[Problem requirements] Filter the records below and copy every line containing the word "şehitlere".

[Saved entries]
— Start —
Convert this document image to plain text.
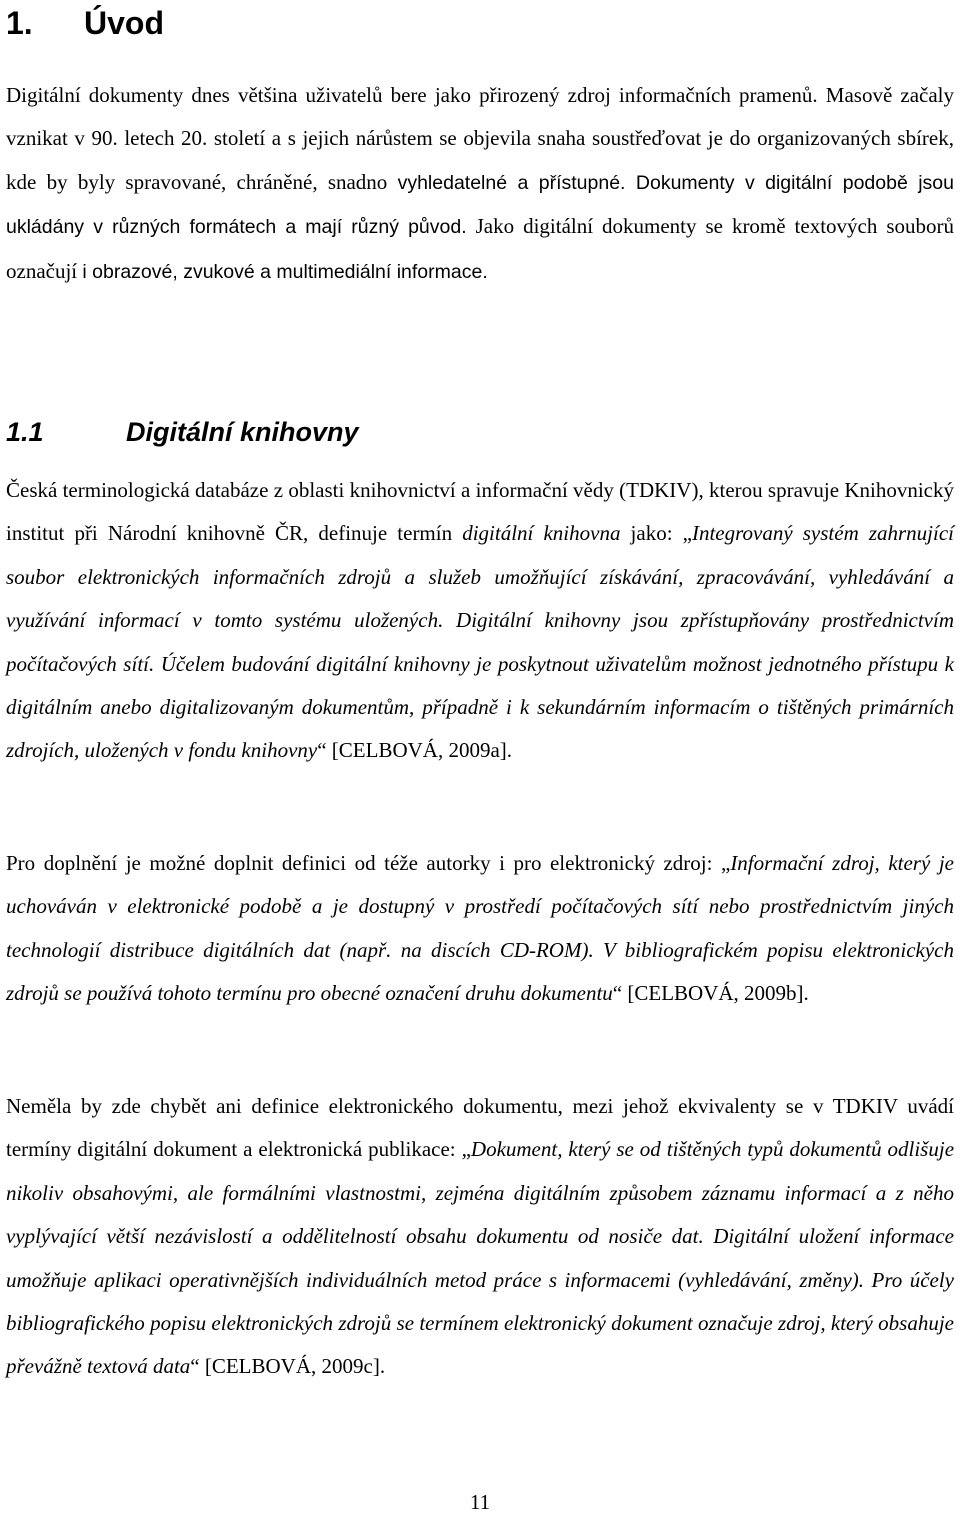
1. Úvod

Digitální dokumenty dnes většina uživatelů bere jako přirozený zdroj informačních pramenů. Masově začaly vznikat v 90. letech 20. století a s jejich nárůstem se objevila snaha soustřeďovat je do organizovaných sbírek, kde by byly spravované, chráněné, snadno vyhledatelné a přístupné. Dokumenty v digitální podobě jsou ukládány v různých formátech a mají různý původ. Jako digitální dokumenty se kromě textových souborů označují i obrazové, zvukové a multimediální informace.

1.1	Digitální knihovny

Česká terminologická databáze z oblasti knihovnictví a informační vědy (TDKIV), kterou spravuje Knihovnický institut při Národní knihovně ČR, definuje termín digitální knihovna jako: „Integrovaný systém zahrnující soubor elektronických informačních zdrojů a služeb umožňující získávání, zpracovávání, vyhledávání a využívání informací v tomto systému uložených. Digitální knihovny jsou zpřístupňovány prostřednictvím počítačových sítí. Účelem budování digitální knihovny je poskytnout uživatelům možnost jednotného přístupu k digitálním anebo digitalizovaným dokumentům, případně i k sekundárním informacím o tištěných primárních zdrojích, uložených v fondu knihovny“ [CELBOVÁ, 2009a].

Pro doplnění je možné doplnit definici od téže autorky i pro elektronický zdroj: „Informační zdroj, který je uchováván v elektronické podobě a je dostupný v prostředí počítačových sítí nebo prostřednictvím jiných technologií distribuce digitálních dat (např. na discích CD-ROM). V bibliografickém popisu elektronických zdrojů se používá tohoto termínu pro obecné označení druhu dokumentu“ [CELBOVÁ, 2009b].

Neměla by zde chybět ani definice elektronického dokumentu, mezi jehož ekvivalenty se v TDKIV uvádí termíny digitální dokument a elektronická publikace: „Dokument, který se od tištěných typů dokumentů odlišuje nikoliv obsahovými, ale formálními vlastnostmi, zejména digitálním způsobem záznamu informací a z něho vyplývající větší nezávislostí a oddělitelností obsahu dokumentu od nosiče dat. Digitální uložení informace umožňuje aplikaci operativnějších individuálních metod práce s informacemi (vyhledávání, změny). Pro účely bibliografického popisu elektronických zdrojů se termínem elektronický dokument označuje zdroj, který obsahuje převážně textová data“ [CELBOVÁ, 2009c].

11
— End —
— Start —
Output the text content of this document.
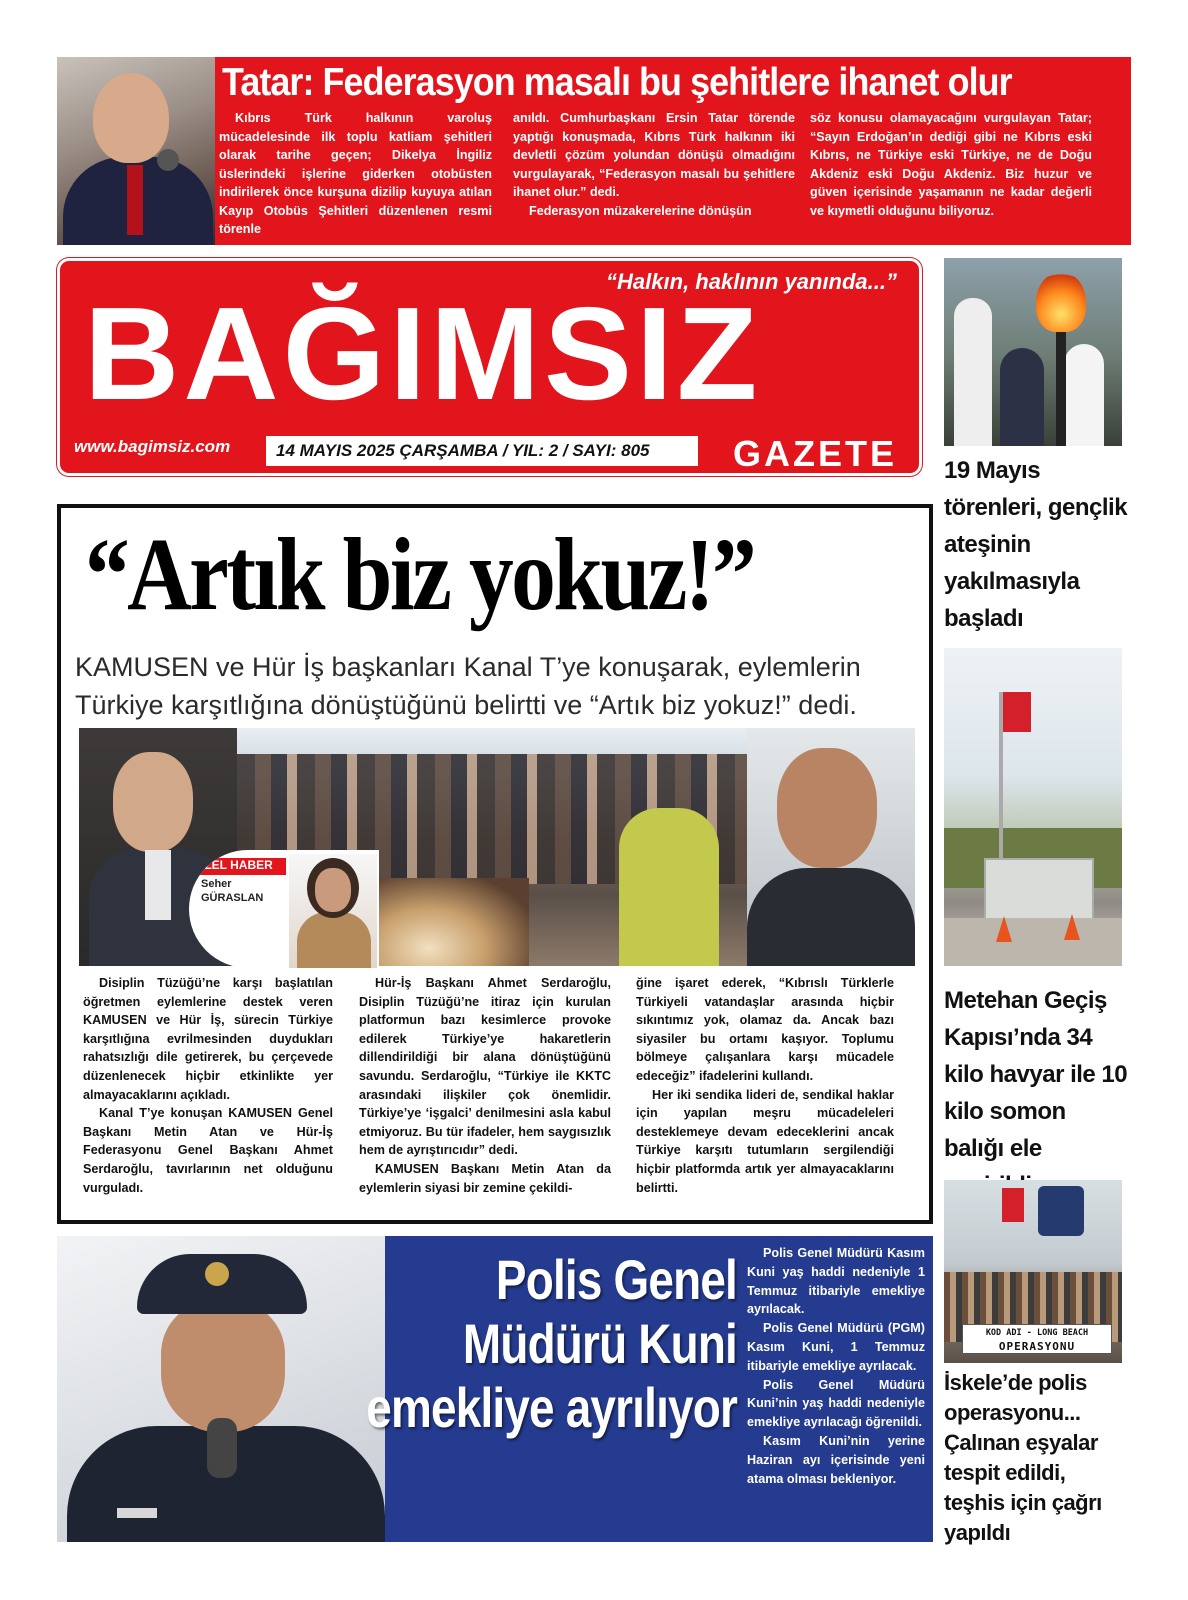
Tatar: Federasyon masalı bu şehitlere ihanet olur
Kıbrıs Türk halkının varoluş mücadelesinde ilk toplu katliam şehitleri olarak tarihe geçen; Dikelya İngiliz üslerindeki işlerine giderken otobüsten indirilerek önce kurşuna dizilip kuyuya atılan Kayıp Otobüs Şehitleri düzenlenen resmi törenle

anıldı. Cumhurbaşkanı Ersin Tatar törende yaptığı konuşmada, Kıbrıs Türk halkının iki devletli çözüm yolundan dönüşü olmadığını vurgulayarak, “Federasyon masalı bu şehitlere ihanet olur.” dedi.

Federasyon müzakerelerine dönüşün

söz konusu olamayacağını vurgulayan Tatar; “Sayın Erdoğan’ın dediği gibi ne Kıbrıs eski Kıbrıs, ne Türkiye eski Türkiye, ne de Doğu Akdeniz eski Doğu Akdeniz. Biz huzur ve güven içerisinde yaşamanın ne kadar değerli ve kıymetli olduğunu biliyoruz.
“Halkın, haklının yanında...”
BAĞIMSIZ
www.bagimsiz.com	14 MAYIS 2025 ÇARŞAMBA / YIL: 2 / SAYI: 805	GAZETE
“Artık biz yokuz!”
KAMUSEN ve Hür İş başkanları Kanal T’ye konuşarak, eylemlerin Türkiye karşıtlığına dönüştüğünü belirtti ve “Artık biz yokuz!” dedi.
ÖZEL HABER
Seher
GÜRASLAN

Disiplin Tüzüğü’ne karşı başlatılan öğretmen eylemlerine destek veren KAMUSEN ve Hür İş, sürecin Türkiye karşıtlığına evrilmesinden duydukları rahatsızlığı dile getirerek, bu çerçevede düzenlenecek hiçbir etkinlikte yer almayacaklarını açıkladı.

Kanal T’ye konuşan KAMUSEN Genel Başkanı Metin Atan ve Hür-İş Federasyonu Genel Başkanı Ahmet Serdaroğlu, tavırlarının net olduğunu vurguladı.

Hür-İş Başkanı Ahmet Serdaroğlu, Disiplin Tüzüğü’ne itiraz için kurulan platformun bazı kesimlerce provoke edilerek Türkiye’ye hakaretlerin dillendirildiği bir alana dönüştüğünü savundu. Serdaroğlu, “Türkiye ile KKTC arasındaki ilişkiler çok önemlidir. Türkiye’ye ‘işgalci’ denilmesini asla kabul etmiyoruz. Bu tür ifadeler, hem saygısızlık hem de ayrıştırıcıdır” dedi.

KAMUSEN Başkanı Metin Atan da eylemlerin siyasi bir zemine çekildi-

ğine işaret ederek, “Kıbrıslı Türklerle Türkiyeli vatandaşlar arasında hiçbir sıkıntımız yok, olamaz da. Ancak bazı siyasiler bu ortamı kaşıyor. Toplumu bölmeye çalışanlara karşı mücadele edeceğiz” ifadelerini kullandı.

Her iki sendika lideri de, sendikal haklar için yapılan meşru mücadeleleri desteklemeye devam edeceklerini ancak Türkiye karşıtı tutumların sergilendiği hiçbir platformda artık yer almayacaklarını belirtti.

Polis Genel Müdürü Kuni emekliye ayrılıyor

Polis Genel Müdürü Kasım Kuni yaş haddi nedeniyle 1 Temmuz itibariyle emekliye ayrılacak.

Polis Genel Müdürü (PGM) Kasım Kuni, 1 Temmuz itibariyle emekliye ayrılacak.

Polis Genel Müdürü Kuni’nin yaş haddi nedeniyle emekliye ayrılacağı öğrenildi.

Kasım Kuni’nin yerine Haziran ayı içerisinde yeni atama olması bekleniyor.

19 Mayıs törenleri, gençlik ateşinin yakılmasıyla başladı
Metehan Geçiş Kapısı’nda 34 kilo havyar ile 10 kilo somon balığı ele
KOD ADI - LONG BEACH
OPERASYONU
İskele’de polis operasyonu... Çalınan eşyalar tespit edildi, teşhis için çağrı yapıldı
— End —
[Task response]
Tatar: Federasyon masalı bu şehitlere ihanet olur
anıldı. Cumhurbaşkanı Ersin Tatar törende yaptığı konuşmada, Kıbrıs Türk halkının iki devletli çözüm yolundan dönüşü olmadığını vurgulayarak, “Federasyon masalı bu şehitlere ihanet olur.” dedi.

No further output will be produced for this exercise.